Transcribe every line of the records below verbatim, omitting the pictures from your answer.

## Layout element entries
-.-.-

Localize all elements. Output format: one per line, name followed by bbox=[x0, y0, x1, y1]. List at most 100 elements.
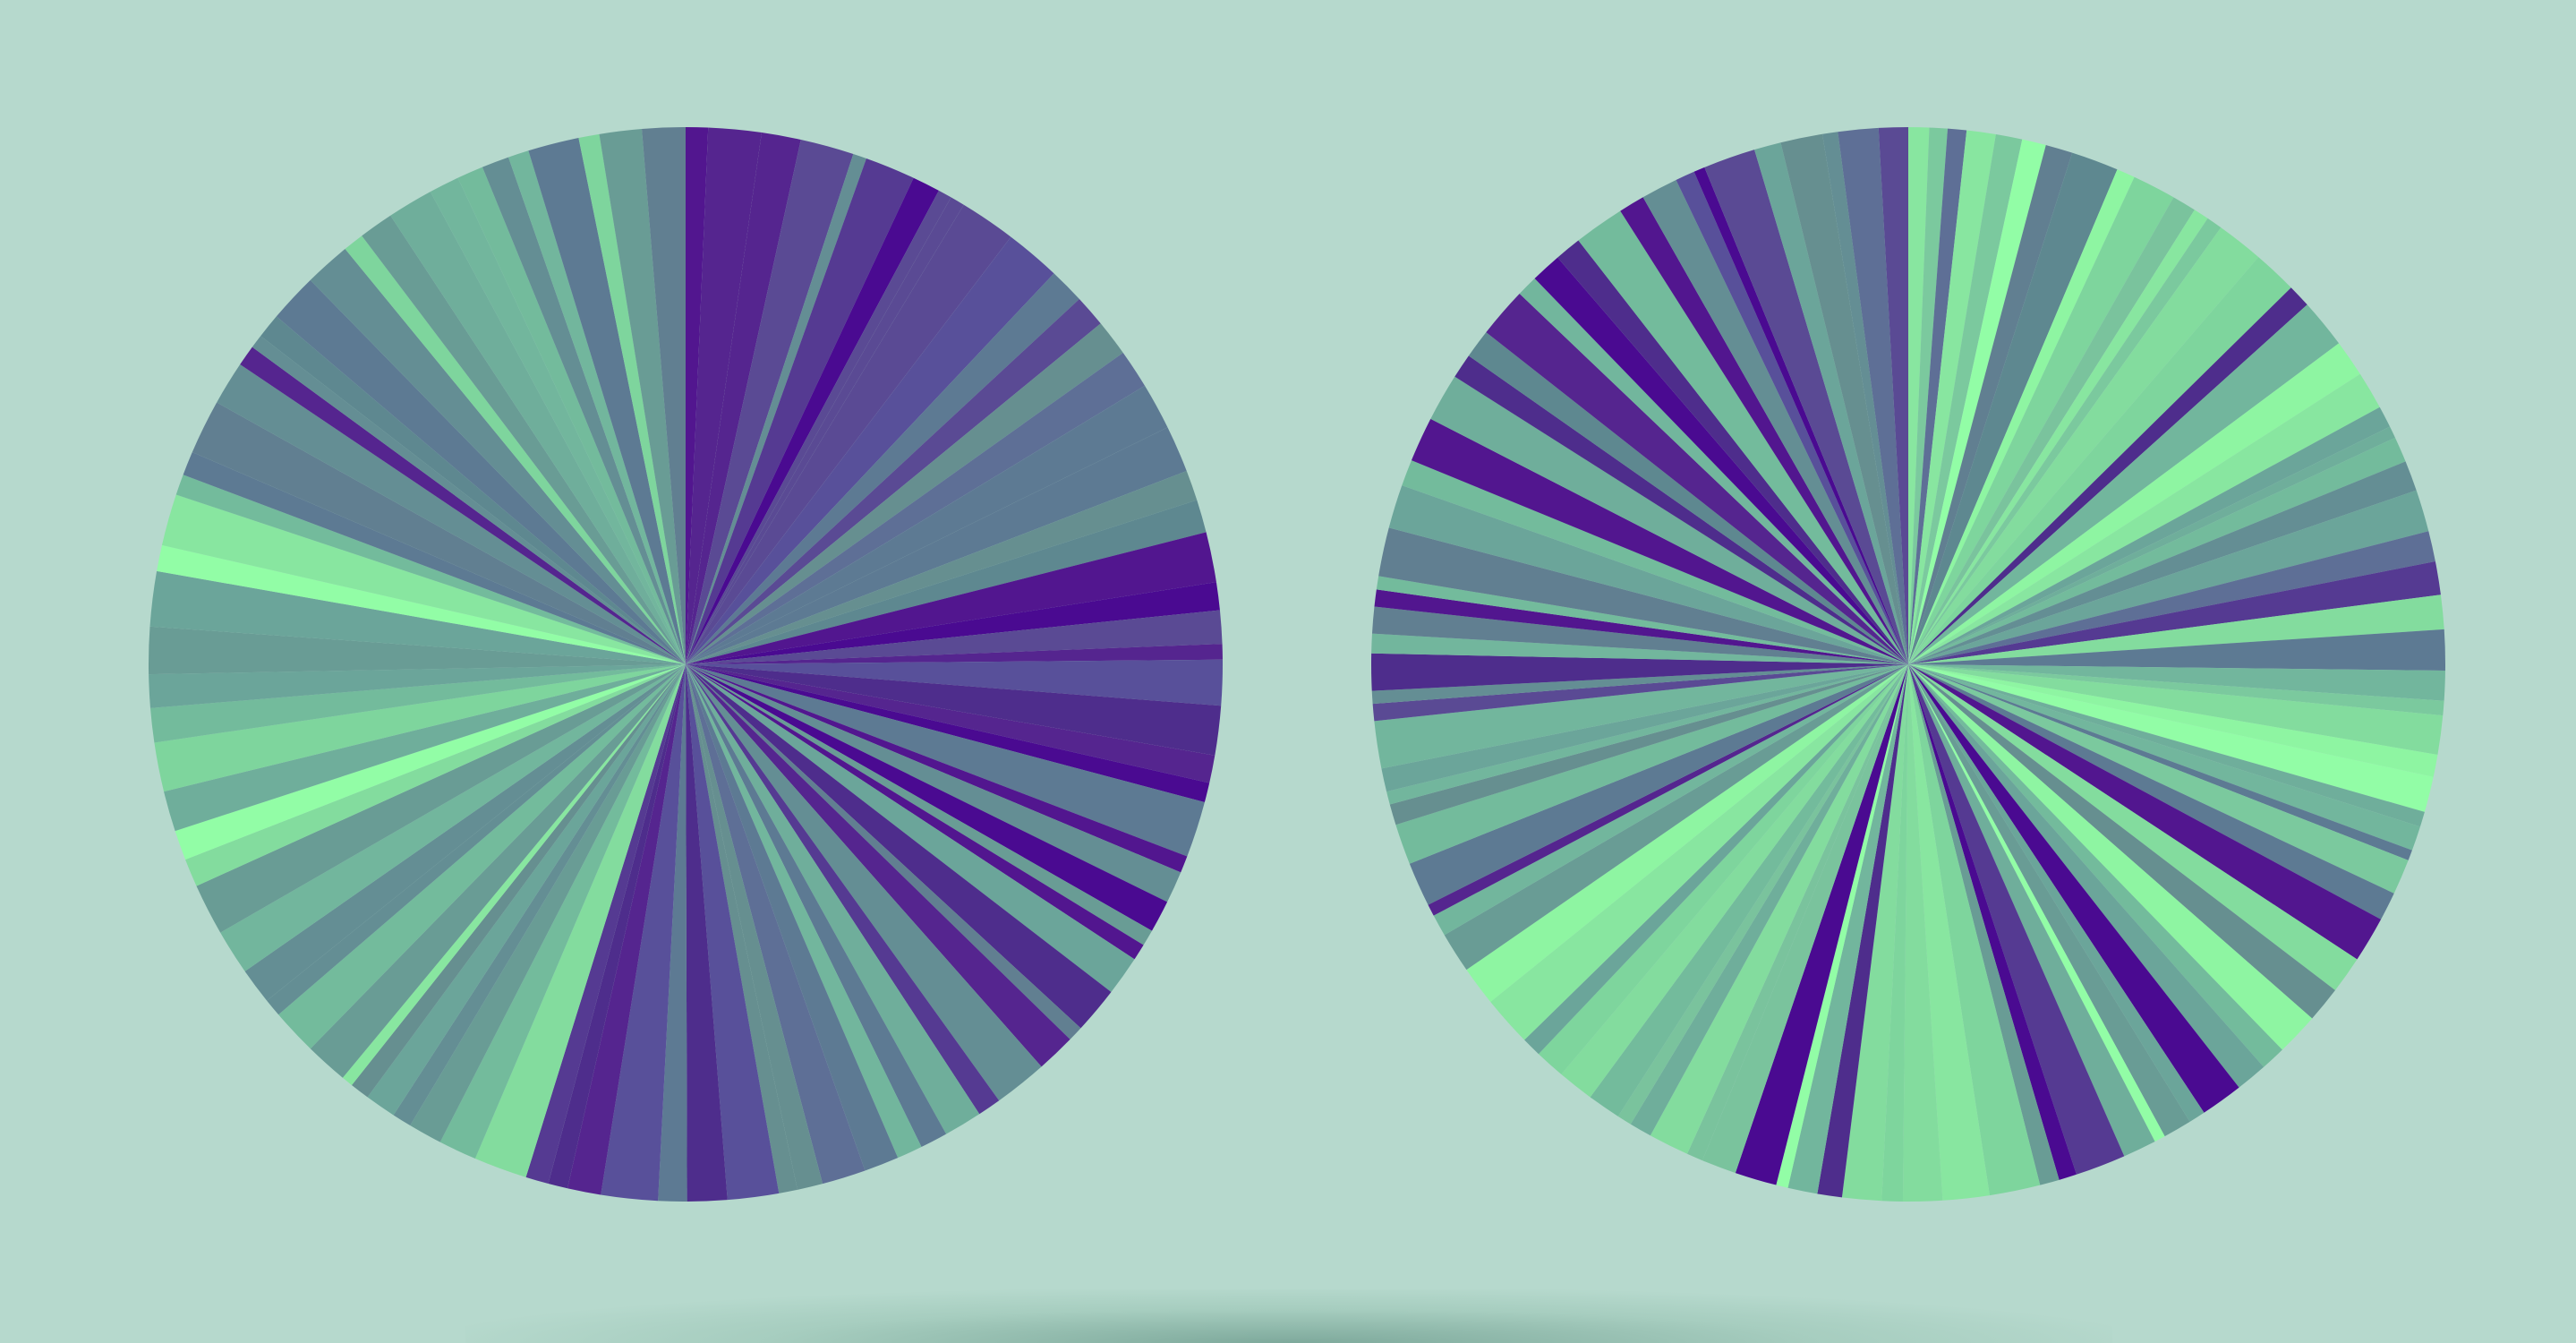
wheel-slice bbox=[1838, 127, 1908, 665]
wheel-slice bbox=[686, 664, 1188, 873]
wheel-slice bbox=[1787, 664, 1908, 1194]
wheel-slice bbox=[1735, 664, 1908, 1185]
wheel-slice bbox=[1908, 490, 2429, 664]
wheel-slice bbox=[1468, 332, 1908, 664]
wheel-slice bbox=[686, 664, 780, 1201]
wheel-slice bbox=[175, 475, 687, 664]
wheel-slice bbox=[1908, 139, 2046, 664]
wheel-slice bbox=[686, 158, 914, 664]
wheel-slice bbox=[1395, 664, 1908, 864]
wheel-slice bbox=[1388, 485, 1908, 664]
wheel-slice bbox=[148, 626, 686, 675]
wheel-slice bbox=[1386, 664, 1908, 805]
wheel-slice bbox=[276, 279, 686, 664]
wheel-slice bbox=[686, 323, 1123, 664]
wheel-slice bbox=[1908, 134, 2023, 665]
wheel-slice bbox=[686, 610, 1223, 664]
wheel-slice bbox=[1490, 664, 1908, 1040]
wheel-slice bbox=[310, 249, 686, 664]
wheel-slice bbox=[548, 664, 686, 1189]
wheel-slice bbox=[351, 664, 686, 1098]
wheel-slice bbox=[185, 664, 687, 886]
wheel-slice bbox=[217, 364, 686, 664]
wheel-slice bbox=[1908, 664, 1990, 1201]
wheel-slice bbox=[192, 402, 687, 664]
left-color-wheel[interactable] bbox=[148, 127, 1224, 1202]
wheel-slice bbox=[244, 664, 686, 1001]
wheel-slice bbox=[1908, 561, 2441, 664]
wheel-slice bbox=[1454, 355, 1908, 664]
wheel-slice bbox=[578, 133, 686, 664]
wheel-slice bbox=[1371, 633, 1908, 664]
wheel-slice bbox=[1908, 664, 2425, 827]
wheel-slice bbox=[508, 150, 686, 664]
wheel-slice bbox=[1433, 664, 1908, 936]
wheel-slice bbox=[686, 204, 1011, 664]
wheel-slice bbox=[1908, 664, 2335, 1019]
wheel-slice bbox=[1702, 664, 1908, 1174]
wheel-slice bbox=[686, 352, 1145, 664]
wheel-slice bbox=[1704, 150, 1908, 664]
wheel-slice bbox=[686, 127, 762, 664]
wheel-slice bbox=[1372, 664, 1908, 722]
wheel-slice bbox=[686, 154, 866, 664]
wheel-slice bbox=[1908, 664, 2165, 1142]
wheel-slice bbox=[1908, 664, 2190, 1137]
wheel-slice bbox=[1908, 127, 1930, 664]
wheel-slice bbox=[482, 157, 686, 665]
wheel-slice bbox=[240, 346, 686, 664]
right-color-wheel[interactable] bbox=[1370, 127, 2446, 1202]
wheel-slice bbox=[686, 664, 1215, 783]
wheel-slice bbox=[686, 664, 1042, 1101]
wheel-slice bbox=[1389, 664, 1908, 825]
wheel-slice bbox=[474, 664, 686, 1177]
wheel-slice bbox=[1908, 664, 2409, 894]
wheel-slice bbox=[1908, 304, 2340, 664]
wheel-slice bbox=[1908, 145, 2073, 665]
wheel-slice bbox=[1908, 664, 2041, 1196]
wheel-slice bbox=[154, 664, 686, 792]
wheel-slice bbox=[599, 129, 686, 664]
wheel-slice bbox=[686, 177, 939, 665]
wheel-slice bbox=[1908, 664, 2060, 1185]
wheel-slice bbox=[1908, 406, 2391, 664]
wheel-slice bbox=[1776, 664, 1908, 1188]
wheel-slice bbox=[1780, 133, 1908, 665]
wheel-slice bbox=[1754, 142, 1908, 664]
wheel-slice bbox=[1908, 664, 2382, 960]
wheel-slice bbox=[686, 427, 1187, 664]
wheel-slice bbox=[1370, 653, 1908, 691]
wheel-slice bbox=[1908, 664, 2205, 1122]
wheel-slice bbox=[1908, 595, 2444, 664]
wheel-slice bbox=[1676, 171, 1908, 665]
wheel-slice bbox=[1578, 210, 1908, 664]
wheel-slice bbox=[658, 664, 687, 1202]
wheel-slice bbox=[1908, 128, 1967, 664]
wheel-slice bbox=[1908, 664, 2412, 860]
wheel-slice bbox=[1908, 169, 2135, 665]
wheel-slice bbox=[1908, 664, 2358, 991]
wheel-slice bbox=[1908, 664, 2282, 1067]
wheel-slice bbox=[686, 664, 866, 1185]
wheel-slice bbox=[686, 133, 801, 665]
wheel-slice bbox=[149, 570, 687, 664]
wheel-slice bbox=[686, 664, 1205, 857]
wheel-slice bbox=[278, 664, 686, 1049]
wheel-slice bbox=[686, 664, 1210, 803]
wheel-slice bbox=[686, 664, 1112, 1029]
wheel-slice bbox=[686, 236, 1054, 664]
wheel-slice bbox=[1538, 664, 1908, 1074]
wheel-slice bbox=[1908, 664, 2394, 920]
wheel-slice bbox=[1908, 127, 1949, 664]
wheel-slice bbox=[1411, 418, 1908, 664]
wheel-slice bbox=[1630, 664, 1908, 1136]
wheel-slice bbox=[1822, 132, 1908, 664]
wheel-slice bbox=[1686, 664, 1908, 1161]
wheel-slice bbox=[1519, 278, 1908, 664]
wheel-slice bbox=[220, 664, 687, 971]
wheel-slice bbox=[686, 664, 947, 1148]
wheel-slice bbox=[1444, 664, 1908, 971]
wheel-slice bbox=[1908, 461, 2417, 664]
wheel-slice bbox=[686, 664, 1081, 1039]
wheel-slice bbox=[686, 664, 1070, 1067]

-.-.-

## SOLUTION
Localize all elements. Output format: one per line, name followed by bbox=[x0, y0, x1, y1]. List at most 100 elements.
wheel-slice bbox=[1838, 127, 1908, 665]
wheel-slice bbox=[686, 664, 1188, 873]
wheel-slice bbox=[1787, 664, 1908, 1194]
wheel-slice bbox=[1735, 664, 1908, 1185]
wheel-slice bbox=[1908, 490, 2429, 664]
wheel-slice bbox=[1468, 332, 1908, 664]
wheel-slice bbox=[686, 664, 780, 1201]
wheel-slice bbox=[175, 475, 687, 664]
wheel-slice bbox=[1908, 139, 2046, 664]
wheel-slice bbox=[686, 158, 914, 664]
wheel-slice bbox=[1395, 664, 1908, 864]
wheel-slice bbox=[1388, 485, 1908, 664]
wheel-slice bbox=[148, 626, 686, 675]
wheel-slice bbox=[1386, 664, 1908, 805]
wheel-slice bbox=[276, 279, 686, 664]
wheel-slice bbox=[686, 323, 1123, 664]
wheel-slice bbox=[1908, 134, 2023, 665]
wheel-slice bbox=[686, 610, 1223, 664]
wheel-slice bbox=[1490, 664, 1908, 1040]
wheel-slice bbox=[310, 249, 686, 664]
wheel-slice bbox=[548, 664, 686, 1189]
wheel-slice bbox=[351, 664, 686, 1098]
wheel-slice bbox=[185, 664, 687, 886]
wheel-slice bbox=[217, 364, 686, 664]
wheel-slice bbox=[1908, 664, 1990, 1201]
wheel-slice bbox=[192, 402, 687, 664]
left-color-wheel[interactable] bbox=[148, 127, 1224, 1202]
wheel-slice bbox=[244, 664, 686, 1001]
wheel-slice bbox=[1908, 561, 2441, 664]
wheel-slice bbox=[1454, 355, 1908, 664]
wheel-slice bbox=[578, 133, 686, 664]
wheel-slice bbox=[1371, 633, 1908, 664]
wheel-slice bbox=[1908, 664, 2425, 827]
wheel-slice bbox=[508, 150, 686, 664]
wheel-slice bbox=[1433, 664, 1908, 936]
wheel-slice bbox=[686, 204, 1011, 664]
wheel-slice bbox=[1908, 664, 2335, 1019]
wheel-slice bbox=[1702, 664, 1908, 1174]
wheel-slice bbox=[686, 352, 1145, 664]
wheel-slice bbox=[1704, 150, 1908, 664]
wheel-slice bbox=[686, 127, 762, 664]
wheel-slice bbox=[1372, 664, 1908, 722]
wheel-slice bbox=[686, 154, 866, 664]
wheel-slice bbox=[1908, 664, 2165, 1142]
wheel-slice bbox=[1908, 664, 2190, 1137]
wheel-slice bbox=[1908, 127, 1930, 664]
wheel-slice bbox=[482, 157, 686, 665]
wheel-slice bbox=[240, 346, 686, 664]
right-color-wheel[interactable] bbox=[1370, 127, 2446, 1202]
wheel-slice bbox=[686, 664, 1215, 783]
wheel-slice bbox=[686, 664, 1042, 1101]
wheel-slice bbox=[1389, 664, 1908, 825]
wheel-slice bbox=[474, 664, 686, 1177]
wheel-slice bbox=[1908, 664, 2409, 894]
wheel-slice bbox=[1908, 304, 2340, 664]
wheel-slice bbox=[1908, 145, 2073, 665]
wheel-slice bbox=[1908, 664, 2041, 1196]
wheel-slice bbox=[154, 664, 686, 792]
wheel-slice bbox=[599, 129, 686, 664]
wheel-slice bbox=[686, 177, 939, 665]
wheel-slice bbox=[1908, 664, 2060, 1185]
wheel-slice bbox=[1908, 406, 2391, 664]
wheel-slice bbox=[1776, 664, 1908, 1188]
wheel-slice bbox=[1780, 133, 1908, 665]
wheel-slice bbox=[1754, 142, 1908, 664]
wheel-slice bbox=[1908, 664, 2382, 960]
wheel-slice bbox=[686, 427, 1187, 664]
wheel-slice bbox=[1370, 653, 1908, 691]
wheel-slice bbox=[1908, 664, 2205, 1122]
wheel-slice bbox=[1908, 595, 2444, 664]
wheel-slice bbox=[1676, 171, 1908, 665]
wheel-slice bbox=[1578, 210, 1908, 664]
wheel-slice bbox=[658, 664, 687, 1202]
wheel-slice bbox=[1908, 128, 1967, 664]
wheel-slice bbox=[1908, 664, 2412, 860]
wheel-slice bbox=[1908, 169, 2135, 665]
wheel-slice bbox=[1908, 664, 2358, 991]
wheel-slice bbox=[1908, 664, 2282, 1067]
wheel-slice bbox=[686, 664, 866, 1185]
wheel-slice bbox=[686, 133, 801, 665]
wheel-slice bbox=[149, 570, 687, 664]
wheel-slice bbox=[686, 664, 1205, 857]
wheel-slice bbox=[278, 664, 686, 1049]
wheel-slice bbox=[686, 664, 1210, 803]
wheel-slice bbox=[686, 664, 1112, 1029]
wheel-slice bbox=[686, 236, 1054, 664]
wheel-slice bbox=[1538, 664, 1908, 1074]
wheel-slice bbox=[1908, 664, 2394, 920]
wheel-slice bbox=[1908, 127, 1949, 664]
wheel-slice bbox=[1411, 418, 1908, 664]
wheel-slice bbox=[1630, 664, 1908, 1136]
wheel-slice bbox=[1822, 132, 1908, 664]
wheel-slice bbox=[1686, 664, 1908, 1161]
wheel-slice bbox=[1519, 278, 1908, 664]
wheel-slice bbox=[220, 664, 687, 971]
wheel-slice bbox=[686, 664, 947, 1148]
wheel-slice bbox=[1444, 664, 1908, 971]
wheel-slice bbox=[1908, 461, 2417, 664]
wheel-slice bbox=[686, 664, 1081, 1039]
wheel-slice bbox=[686, 664, 1070, 1067]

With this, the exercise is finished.